*Your goal*.
From the records below, copy every line that contains the word "children".
═════ Data rows ═════
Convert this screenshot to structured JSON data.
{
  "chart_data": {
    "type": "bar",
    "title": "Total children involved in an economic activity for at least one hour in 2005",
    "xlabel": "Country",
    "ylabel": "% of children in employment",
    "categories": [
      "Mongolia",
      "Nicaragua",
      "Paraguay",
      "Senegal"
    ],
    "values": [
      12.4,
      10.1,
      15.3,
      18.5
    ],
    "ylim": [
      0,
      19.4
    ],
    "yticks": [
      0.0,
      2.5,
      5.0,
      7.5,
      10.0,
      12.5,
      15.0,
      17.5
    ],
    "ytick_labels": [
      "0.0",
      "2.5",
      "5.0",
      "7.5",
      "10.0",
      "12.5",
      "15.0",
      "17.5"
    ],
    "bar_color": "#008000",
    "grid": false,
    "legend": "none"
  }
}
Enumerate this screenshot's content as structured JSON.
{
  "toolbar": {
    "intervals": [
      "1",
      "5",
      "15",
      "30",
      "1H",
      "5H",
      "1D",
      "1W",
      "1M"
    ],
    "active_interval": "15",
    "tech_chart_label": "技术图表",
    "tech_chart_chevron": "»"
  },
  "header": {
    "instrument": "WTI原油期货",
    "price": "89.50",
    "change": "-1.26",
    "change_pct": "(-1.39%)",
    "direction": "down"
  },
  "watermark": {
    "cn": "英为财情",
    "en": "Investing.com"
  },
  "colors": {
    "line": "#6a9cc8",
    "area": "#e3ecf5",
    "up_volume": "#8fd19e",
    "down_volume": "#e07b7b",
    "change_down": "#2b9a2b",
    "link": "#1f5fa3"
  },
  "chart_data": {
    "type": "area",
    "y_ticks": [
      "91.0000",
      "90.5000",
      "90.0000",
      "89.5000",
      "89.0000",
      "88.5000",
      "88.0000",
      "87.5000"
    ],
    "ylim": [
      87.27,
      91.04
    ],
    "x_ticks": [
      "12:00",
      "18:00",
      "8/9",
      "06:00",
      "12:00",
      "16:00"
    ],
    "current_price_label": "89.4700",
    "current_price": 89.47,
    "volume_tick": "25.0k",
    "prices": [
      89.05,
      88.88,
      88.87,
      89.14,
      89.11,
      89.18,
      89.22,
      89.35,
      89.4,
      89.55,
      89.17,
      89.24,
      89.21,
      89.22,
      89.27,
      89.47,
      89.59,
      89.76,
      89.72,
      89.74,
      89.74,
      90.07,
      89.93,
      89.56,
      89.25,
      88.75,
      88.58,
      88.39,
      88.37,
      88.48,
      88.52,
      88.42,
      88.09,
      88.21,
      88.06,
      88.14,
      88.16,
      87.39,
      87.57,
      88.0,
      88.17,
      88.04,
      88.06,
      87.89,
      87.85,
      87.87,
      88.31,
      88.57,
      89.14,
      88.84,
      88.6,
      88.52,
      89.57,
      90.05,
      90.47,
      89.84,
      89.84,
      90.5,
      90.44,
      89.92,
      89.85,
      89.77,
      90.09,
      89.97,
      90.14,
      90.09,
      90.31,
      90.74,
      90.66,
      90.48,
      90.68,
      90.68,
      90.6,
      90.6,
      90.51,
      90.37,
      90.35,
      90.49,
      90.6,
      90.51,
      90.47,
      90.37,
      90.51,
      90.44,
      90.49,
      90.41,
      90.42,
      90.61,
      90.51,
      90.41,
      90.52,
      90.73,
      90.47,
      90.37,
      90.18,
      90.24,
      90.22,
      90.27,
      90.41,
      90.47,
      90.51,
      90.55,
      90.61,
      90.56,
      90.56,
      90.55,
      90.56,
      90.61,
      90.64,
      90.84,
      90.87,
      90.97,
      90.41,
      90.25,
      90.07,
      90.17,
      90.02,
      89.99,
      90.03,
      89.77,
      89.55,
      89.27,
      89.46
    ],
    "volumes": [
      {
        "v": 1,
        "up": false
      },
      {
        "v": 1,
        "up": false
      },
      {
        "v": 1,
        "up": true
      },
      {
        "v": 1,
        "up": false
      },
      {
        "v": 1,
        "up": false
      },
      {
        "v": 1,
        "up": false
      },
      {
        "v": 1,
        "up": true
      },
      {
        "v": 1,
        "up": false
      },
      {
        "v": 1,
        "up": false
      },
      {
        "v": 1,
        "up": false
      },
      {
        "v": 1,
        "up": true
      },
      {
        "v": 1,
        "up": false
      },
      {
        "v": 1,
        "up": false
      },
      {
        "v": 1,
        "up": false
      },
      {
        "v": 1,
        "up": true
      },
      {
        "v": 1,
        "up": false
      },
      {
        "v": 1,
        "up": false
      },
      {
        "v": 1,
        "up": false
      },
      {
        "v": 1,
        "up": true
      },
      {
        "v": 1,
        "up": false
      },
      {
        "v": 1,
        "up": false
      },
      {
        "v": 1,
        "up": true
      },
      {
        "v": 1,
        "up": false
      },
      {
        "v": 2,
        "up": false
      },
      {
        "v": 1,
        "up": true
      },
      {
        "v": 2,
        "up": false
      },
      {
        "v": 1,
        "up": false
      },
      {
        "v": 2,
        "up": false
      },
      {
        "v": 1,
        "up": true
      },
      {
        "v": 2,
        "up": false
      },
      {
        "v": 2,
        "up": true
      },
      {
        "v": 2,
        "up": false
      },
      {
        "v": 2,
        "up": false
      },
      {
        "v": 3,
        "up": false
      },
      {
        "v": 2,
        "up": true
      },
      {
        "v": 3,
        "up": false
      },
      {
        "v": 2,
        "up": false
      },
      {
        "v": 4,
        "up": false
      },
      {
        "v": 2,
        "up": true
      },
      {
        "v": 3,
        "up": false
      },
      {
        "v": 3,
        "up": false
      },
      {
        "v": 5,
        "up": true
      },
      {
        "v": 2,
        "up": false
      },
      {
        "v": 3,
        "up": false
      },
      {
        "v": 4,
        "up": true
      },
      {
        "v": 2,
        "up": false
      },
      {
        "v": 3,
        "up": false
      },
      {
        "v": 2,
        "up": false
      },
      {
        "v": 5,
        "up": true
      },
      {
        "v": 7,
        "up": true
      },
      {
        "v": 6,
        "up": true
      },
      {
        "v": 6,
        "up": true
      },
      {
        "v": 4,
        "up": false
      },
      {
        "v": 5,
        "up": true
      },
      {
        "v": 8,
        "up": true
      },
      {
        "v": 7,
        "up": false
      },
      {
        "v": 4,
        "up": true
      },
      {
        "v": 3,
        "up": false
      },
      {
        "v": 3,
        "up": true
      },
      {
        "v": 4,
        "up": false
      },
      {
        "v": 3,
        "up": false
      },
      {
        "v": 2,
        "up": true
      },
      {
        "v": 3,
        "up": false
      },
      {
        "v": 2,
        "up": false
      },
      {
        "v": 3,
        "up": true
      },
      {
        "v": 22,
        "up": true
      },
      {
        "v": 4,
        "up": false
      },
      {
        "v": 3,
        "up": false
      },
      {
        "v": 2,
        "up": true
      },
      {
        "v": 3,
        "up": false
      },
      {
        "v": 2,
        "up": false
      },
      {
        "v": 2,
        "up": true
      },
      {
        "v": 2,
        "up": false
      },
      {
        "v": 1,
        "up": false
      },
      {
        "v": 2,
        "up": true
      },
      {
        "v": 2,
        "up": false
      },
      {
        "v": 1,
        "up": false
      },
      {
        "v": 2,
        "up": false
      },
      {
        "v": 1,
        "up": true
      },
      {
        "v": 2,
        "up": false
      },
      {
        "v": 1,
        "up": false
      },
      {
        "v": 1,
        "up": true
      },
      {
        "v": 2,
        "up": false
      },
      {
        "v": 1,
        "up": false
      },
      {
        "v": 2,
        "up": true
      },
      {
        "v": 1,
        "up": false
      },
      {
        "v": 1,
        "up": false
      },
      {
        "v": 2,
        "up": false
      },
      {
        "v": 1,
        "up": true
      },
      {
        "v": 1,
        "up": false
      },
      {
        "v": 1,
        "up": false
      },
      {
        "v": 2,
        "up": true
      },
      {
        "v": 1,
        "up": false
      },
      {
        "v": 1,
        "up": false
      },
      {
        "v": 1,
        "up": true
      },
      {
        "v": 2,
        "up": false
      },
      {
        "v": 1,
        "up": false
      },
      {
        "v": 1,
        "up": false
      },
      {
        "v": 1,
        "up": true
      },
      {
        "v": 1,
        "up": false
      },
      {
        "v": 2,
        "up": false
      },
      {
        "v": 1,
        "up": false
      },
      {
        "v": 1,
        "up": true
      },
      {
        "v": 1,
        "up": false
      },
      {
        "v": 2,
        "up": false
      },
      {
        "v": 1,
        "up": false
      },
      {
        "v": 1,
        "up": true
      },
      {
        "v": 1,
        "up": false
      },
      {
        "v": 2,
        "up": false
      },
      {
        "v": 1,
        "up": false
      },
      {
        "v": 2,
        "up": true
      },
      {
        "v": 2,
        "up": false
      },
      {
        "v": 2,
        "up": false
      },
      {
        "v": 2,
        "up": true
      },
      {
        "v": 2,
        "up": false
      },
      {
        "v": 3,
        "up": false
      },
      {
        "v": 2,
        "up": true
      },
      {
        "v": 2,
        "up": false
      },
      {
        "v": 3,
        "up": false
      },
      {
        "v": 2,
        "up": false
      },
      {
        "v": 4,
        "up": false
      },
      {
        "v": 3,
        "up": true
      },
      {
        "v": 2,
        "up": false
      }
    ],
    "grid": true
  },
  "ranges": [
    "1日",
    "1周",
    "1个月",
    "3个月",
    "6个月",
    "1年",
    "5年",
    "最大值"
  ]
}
═════
*Full solution*.
    "title": "Total children involved in an economic activity for at least one hour in 2005",
    "ylabel": "% of children in employment",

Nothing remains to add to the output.